EXERCISE DATA:

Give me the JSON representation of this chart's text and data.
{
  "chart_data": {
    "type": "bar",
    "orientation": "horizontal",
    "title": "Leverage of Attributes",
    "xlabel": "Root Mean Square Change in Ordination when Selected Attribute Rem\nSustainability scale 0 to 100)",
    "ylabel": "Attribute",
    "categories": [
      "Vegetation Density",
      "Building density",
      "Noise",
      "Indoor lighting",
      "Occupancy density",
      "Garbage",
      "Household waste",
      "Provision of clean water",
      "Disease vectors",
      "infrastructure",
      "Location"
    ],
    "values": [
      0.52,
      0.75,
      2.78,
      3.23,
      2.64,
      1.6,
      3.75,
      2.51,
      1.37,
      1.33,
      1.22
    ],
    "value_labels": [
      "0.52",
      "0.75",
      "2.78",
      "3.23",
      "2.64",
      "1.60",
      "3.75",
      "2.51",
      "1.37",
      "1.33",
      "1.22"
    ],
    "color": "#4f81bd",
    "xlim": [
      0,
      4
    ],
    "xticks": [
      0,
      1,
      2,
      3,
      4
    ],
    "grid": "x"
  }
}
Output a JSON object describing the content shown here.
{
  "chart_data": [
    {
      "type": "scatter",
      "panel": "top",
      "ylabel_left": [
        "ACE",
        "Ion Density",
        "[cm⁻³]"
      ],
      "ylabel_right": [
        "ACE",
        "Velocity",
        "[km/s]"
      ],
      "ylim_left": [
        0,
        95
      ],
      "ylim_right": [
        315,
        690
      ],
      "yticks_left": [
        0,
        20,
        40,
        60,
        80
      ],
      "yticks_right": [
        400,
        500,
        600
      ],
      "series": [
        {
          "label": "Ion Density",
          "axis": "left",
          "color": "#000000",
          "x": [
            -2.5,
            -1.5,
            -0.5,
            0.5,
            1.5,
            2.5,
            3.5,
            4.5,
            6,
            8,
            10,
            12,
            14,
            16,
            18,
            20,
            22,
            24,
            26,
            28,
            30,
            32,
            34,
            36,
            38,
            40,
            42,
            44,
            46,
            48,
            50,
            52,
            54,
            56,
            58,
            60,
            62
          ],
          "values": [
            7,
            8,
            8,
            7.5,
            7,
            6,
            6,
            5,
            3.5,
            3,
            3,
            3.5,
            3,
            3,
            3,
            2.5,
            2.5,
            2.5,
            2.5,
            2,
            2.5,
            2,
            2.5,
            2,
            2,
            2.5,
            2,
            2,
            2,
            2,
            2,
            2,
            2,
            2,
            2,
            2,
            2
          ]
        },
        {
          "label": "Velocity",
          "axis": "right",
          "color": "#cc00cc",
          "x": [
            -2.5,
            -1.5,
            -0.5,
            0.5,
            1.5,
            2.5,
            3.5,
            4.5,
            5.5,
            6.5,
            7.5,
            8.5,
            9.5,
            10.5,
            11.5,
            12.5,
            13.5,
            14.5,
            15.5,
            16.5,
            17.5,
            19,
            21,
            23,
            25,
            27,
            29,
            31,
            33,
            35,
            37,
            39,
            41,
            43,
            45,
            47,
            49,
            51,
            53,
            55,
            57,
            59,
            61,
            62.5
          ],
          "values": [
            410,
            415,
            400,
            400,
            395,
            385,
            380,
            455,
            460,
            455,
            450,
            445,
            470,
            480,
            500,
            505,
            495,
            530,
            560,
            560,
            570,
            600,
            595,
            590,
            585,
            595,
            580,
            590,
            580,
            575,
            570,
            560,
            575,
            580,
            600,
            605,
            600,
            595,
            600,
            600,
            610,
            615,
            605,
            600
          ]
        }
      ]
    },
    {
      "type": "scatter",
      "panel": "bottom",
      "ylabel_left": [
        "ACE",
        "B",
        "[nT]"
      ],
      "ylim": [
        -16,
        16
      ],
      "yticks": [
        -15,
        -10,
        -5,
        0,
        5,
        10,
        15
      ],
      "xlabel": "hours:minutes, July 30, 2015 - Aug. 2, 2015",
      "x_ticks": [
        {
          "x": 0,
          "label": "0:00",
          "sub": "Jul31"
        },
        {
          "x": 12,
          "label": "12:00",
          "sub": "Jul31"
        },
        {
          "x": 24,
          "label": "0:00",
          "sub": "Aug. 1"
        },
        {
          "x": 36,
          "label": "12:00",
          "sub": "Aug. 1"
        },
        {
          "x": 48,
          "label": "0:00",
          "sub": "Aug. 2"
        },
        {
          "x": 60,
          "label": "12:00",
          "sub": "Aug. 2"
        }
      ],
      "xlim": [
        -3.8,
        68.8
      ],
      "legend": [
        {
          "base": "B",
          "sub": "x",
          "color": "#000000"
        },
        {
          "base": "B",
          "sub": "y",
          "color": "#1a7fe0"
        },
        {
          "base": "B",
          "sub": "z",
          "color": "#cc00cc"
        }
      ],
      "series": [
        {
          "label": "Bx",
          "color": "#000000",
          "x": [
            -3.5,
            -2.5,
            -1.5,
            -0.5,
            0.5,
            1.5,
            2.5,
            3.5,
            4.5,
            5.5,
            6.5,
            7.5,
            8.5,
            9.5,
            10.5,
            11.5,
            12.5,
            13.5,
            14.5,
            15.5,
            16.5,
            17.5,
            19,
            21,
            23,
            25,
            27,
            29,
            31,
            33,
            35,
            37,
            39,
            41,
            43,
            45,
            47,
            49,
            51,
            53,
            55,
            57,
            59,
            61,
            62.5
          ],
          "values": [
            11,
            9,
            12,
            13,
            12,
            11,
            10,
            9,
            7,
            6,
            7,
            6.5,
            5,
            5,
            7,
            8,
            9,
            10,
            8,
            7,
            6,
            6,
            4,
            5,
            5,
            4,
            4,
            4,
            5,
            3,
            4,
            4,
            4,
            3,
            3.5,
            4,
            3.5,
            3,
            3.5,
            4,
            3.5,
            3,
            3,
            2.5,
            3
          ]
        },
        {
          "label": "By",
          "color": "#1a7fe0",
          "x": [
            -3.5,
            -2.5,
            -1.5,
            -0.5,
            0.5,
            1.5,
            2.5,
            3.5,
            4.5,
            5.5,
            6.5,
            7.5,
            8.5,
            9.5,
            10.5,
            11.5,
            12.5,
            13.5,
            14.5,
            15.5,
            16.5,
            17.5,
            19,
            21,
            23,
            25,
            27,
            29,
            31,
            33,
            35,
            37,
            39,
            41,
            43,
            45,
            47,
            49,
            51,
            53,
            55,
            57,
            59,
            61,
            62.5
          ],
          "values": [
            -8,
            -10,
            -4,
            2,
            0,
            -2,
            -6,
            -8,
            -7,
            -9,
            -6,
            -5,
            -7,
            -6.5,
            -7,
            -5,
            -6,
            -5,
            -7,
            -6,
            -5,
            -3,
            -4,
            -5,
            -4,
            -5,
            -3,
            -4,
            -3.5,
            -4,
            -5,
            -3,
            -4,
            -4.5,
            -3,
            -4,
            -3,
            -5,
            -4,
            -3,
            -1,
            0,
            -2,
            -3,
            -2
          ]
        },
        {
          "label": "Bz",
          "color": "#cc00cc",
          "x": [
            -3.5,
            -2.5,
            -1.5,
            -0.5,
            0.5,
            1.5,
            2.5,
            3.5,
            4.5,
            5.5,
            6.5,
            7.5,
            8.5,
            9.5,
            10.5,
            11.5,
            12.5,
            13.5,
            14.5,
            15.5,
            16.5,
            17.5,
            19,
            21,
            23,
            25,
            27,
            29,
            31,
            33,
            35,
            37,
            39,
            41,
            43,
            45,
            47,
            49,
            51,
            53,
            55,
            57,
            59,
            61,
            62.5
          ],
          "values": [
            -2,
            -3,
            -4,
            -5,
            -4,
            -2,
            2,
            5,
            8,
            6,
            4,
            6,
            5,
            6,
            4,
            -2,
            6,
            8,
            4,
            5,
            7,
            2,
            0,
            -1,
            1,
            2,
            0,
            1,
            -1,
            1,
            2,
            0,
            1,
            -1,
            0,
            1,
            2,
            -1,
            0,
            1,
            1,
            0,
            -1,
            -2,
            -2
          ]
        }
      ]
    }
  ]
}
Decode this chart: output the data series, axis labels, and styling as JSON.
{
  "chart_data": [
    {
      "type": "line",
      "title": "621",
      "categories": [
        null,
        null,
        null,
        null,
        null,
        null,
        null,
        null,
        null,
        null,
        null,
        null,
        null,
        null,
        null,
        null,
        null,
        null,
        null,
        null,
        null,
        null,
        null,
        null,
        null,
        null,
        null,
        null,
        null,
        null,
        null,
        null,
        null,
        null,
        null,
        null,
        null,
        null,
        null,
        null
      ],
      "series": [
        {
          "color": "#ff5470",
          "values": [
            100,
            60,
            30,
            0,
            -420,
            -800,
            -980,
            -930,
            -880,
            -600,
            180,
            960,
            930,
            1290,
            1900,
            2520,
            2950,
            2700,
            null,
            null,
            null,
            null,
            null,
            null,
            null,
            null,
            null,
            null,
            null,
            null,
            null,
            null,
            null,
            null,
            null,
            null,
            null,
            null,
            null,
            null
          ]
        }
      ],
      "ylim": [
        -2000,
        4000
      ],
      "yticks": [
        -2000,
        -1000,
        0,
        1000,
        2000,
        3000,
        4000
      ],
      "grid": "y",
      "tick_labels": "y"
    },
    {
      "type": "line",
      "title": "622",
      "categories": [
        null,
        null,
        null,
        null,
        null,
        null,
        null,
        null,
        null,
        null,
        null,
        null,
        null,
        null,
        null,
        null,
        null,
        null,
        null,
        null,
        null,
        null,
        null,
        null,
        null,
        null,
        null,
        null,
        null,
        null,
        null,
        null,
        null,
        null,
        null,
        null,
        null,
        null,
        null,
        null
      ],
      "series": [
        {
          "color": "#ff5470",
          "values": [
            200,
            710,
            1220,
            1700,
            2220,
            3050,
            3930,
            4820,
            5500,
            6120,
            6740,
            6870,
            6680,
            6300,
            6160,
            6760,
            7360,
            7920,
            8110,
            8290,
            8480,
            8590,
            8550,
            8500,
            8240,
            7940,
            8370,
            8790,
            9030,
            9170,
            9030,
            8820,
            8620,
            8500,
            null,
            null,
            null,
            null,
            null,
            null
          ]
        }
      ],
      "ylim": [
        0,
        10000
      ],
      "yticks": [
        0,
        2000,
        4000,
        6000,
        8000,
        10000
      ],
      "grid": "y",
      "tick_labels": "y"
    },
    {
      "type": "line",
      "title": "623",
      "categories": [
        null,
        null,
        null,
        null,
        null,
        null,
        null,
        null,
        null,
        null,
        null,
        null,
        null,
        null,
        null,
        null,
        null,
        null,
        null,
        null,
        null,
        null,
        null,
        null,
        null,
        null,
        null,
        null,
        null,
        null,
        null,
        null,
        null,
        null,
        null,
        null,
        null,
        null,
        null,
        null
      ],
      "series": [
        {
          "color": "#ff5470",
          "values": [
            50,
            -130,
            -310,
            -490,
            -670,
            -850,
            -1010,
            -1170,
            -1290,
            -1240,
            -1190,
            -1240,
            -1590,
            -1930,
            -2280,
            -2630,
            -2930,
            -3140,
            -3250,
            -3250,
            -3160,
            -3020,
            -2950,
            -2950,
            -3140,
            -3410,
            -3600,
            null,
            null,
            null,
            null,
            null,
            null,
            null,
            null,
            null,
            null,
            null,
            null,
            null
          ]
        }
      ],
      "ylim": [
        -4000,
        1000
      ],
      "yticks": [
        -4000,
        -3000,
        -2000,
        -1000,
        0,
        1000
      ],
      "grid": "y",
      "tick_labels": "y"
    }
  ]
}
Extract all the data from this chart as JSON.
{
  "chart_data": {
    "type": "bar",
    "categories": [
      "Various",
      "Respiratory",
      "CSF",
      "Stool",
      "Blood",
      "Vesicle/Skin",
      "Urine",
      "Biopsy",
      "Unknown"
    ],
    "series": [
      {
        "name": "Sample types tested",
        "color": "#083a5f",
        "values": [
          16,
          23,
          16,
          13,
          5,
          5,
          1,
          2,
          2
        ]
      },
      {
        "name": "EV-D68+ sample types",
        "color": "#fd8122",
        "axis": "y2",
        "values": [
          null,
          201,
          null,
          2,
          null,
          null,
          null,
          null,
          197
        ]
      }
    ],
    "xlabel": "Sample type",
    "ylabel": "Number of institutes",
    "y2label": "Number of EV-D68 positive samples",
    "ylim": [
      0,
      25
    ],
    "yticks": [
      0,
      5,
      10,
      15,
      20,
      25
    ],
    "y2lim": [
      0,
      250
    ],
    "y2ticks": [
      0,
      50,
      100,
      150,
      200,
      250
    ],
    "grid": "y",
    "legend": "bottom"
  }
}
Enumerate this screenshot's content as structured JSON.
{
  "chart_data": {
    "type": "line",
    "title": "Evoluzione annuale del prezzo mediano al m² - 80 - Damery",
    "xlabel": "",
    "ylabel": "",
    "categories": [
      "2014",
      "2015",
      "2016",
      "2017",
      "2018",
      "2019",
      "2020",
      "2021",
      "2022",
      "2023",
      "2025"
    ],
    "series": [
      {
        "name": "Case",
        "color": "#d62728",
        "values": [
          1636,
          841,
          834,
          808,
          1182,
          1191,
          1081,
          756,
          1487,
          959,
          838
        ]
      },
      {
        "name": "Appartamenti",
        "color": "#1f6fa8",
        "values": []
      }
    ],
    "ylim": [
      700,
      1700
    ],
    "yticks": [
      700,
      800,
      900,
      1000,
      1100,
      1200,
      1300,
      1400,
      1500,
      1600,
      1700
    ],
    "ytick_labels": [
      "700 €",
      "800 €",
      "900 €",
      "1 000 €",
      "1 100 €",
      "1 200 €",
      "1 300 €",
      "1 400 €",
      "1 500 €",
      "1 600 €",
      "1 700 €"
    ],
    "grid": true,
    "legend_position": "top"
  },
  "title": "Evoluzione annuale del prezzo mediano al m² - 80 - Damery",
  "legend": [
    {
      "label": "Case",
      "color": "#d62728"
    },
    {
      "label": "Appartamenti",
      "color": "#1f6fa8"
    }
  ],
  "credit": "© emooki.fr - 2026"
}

CHALLENGE:
Copy out every line from the material above in which the word "name" appears.

RIGHT ANSWER:
        "name": "Sample types tested",
        "name": "EV-D68+ sample types",
        "name": "Case",
        "name": "Appartamenti",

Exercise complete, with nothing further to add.